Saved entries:
_____
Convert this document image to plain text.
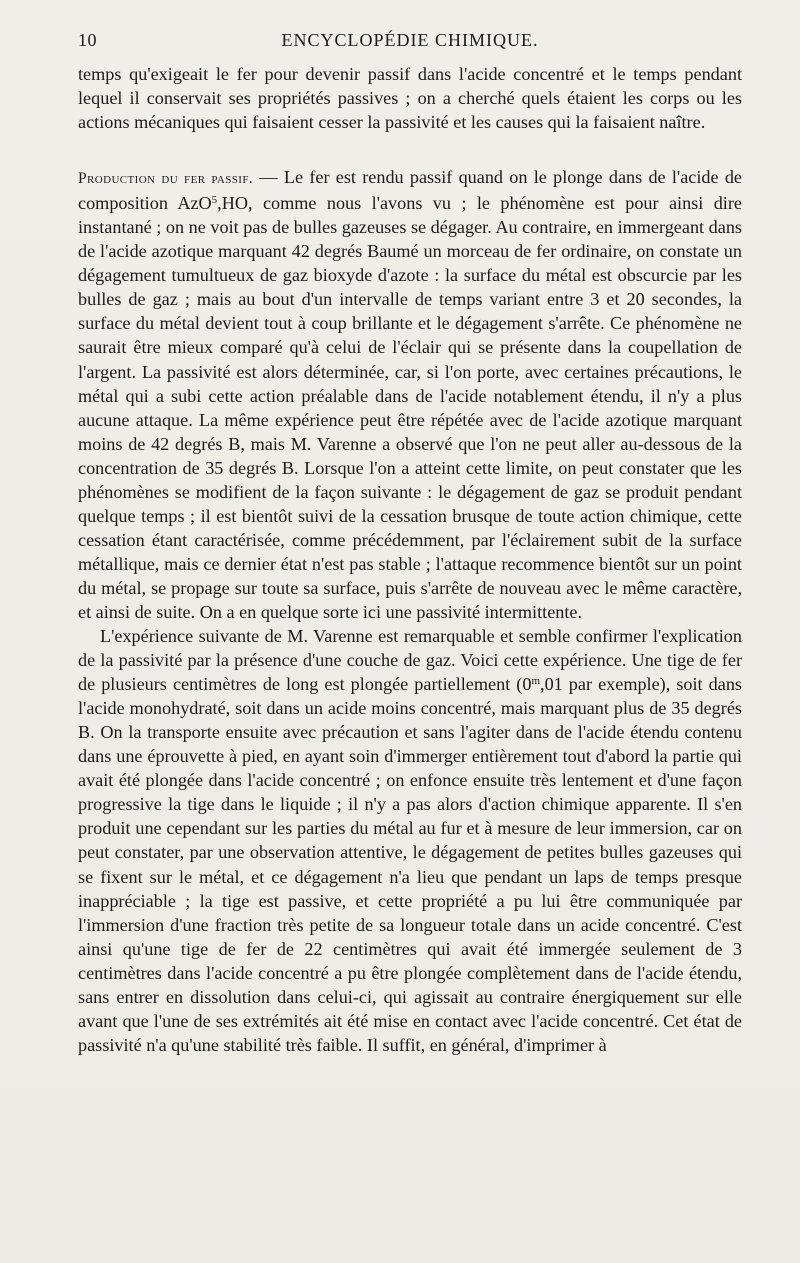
10	ENCYCLOPÉDIE CHIMIQUE.

temps qu'exigeait le fer pour devenir passif dans l'acide concentré et le temps pendant lequel il conservait ses propriétés passives ; on a cherché quels étaient les corps ou les actions mécaniques qui faisaient cesser la passivité et les causes qui la faisaient naître.

Production du fer passif. — Le fer est rendu passif quand on le plonge dans de l'acide de composition AzO$^5$,HO, comme nous l'avons vu ; le phénomène est pour ainsi dire instantané ; on ne voit pas de bulles gazeuses se dégager. Au contraire, en immergeant dans de l'acide azotique marquant 42 degrés Baumé un morceau de fer ordinaire, on constate un dégagement tumultueux de gaz bioxyde d'azote : la surface du métal est obscurcie par les bulles de gaz ; mais au bout d'un intervalle de temps variant entre 3 et 20 secondes, la surface du métal devient tout à coup brillante et le dégagement s'arrête. Ce phénomène ne saurait être mieux comparé qu'à celui de l'éclair qui se présente dans la coupellation de l'argent. La passivité est alors déterminée, car, si l'on porte, avec certaines précautions, le métal qui a subi cette action préalable dans de l'acide notablement étendu, il n'y a plus aucune attaque. La même expérience peut être répétée avec de l'acide azotique marquant moins de 42 degrés B, mais M. Varenne a observé que l'on ne peut aller au-dessous de la concentration de 35 degrés B. Lorsque l'on a atteint cette limite, on peut constater que les phénomènes se modifient de la façon suivante : le dégagement de gaz se produit pendant quelque temps ; il est bientôt suivi de la cessation brusque de toute action chimique, cette cessation étant caractérisée, comme précédemment, par l'éclairement subit de la surface métallique, mais ce dernier état n'est pas stable ; l'attaque recommence bientôt sur un point du métal, se propage sur toute sa surface, puis s'arrête de nouveau avec le même caractère, et ainsi de suite. On a en quelque sorte ici une passivité intermittente.

L'expérience suivante de M. Varenne est remarquable et semble confirmer l'explication de la passivité par la présence d'une couche de gaz. Voici cette expérience. Une tige de fer de plusieurs centimètres de long est plongée partiellement (0$^m$,01 par exemple), soit dans l'acide monohydraté, soit dans un acide moins concentré, mais marquant plus de 35 degrés B. On la transporte ensuite avec précaution et sans l'agiter dans de l'acide étendu contenu dans une éprouvette à pied, en ayant soin d'immerger entièrement tout d'abord la partie qui avait été plongée dans l'acide concentré ; on enfonce ensuite très lentement et d'une façon progressive la tige dans le liquide ; il n'y a pas alors d'action chimique apparente. Il s'en produit une cependant sur les parties du métal au fur et à mesure de leur immersion, car on peut constater, par une observation attentive, le dégagement de petites bulles gazeuses qui se fixent sur le métal, et ce dégagement n'a lieu que pendant un laps de temps presque inappréciable ; la tige est passive, et cette propriété a pu lui être communiquée par l'immersion d'une fraction très petite de sa longueur totale dans un acide concentré. C'est ainsi qu'une tige de fer de 22 centimètres qui avait été immergée seulement de 3 centimètres dans l'acide concentré a pu être plongée complètement dans de l'acide étendu, sans entrer en dissolution dans celui-ci, qui agissait au contraire énergiquement sur elle avant que l'une de ses extrémités ait été mise en contact avec l'acide concentré. Cet état de passivité n'a qu'une stabilité très faible. Il suffit, en général, d'imprimer à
_____
Task goal: Do not copy the pictures, but repeat every line exactly.

Response to this exercise:
Convert this document image to plain text.
10	ENCYCLOPÉDIE CHIMIQUE.

temps qu'exigeait le fer pour devenir passif dans l'acide concentré et le temps pendant lequel il conservait ses propriétés passives ; on a cherché quels étaient les corps ou les actions mécaniques qui faisaient cesser la passivité et les causes qui la faisaient naître.

Production du fer passif. — Le fer est rendu passif quand on le plonge dans de l'acide de composition AzO$^5$,HO, comme nous l'avons vu ; le phénomène est pour ainsi dire instantané ; on ne voit pas de bulles gazeuses se dégager. Au contraire, en immergeant dans de l'acide azotique marquant 42 degrés Baumé un morceau de fer ordinaire, on constate un dégagement tumultueux de gaz bioxyde d'azote : la surface du métal est obscurcie par les bulles de gaz ; mais au bout d'un intervalle de temps variant entre 3 et 20 secondes, la surface du métal devient tout à coup brillante et le dégagement s'arrête. Ce phénomène ne saurait être mieux comparé qu'à celui de l'éclair qui se présente dans la coupellation de l'argent. La passivité est alors déterminée, car, si l'on porte, avec certaines précautions, le métal qui a subi cette action préalable dans de l'acide notablement étendu, il n'y a plus aucune attaque. La même expérience peut être répétée avec de l'acide azotique marquant moins de 42 degrés B, mais M. Varenne a observé que l'on ne peut aller au-dessous de la concentration de 35 degrés B. Lorsque l'on a atteint cette limite, on peut constater que les phénomènes se modifient de la façon suivante : le dégagement de gaz se produit pendant quelque temps ; il est bientôt suivi de la cessation brusque de toute action chimique, cette cessation étant caractérisée, comme précédemment, par l'éclairement subit de la surface métallique, mais ce dernier état n'est pas stable ; l'attaque recommence bientôt sur un point du métal, se propage sur toute sa surface, puis s'arrête de nouveau avec le même caractère, et ainsi de suite. On a en quelque sorte ici une passivité intermittente.

L'expérience suivante de M. Varenne est remarquable et semble confirmer l'explication de la passivité par la présence d'une couche de gaz. Voici cette expérience. Une tige de fer de plusieurs centimètres de long est plongée partiellement (0$^m$,01 par exemple), soit dans l'acide monohydraté, soit dans un acide moins concentré, mais marquant plus de 35 degrés B. On la transporte ensuite avec précaution et sans l'agiter dans de l'acide étendu contenu dans une éprouvette à pied, en ayant soin d'immerger entièrement tout d'abord la partie qui avait été plongée dans l'acide concentré ; on enfonce ensuite très lentement et d'une façon progressive la tige dans le liquide ; il n'y a pas alors d'action chimique apparente. Il s'en produit une cependant sur les parties du métal au fur et à mesure de leur immersion, car on peut constater, par une observation attentive, le dégagement de petites bulles gazeuses qui se fixent sur le métal, et ce dégagement n'a lieu que pendant un laps de temps presque inappréciable ; la tige est passive, et cette propriété a pu lui être communiquée par l'immersion d'une fraction très petite de sa longueur totale dans un acide concentré. C'est ainsi qu'une tige de fer de 22 centimètres qui avait été immergée seulement de 3 centimètres dans l'acide concentré a pu être plongée complètement dans de l'acide étendu, sans entrer en dissolution dans celui-ci, qui agissait au contraire énergiquement sur elle avant que l'une de ses extrémités ait été mise en contact avec l'acide concentré. Cet état de passivité n'a qu'une stabilité très faible. Il suffit, en général, d'imprimer à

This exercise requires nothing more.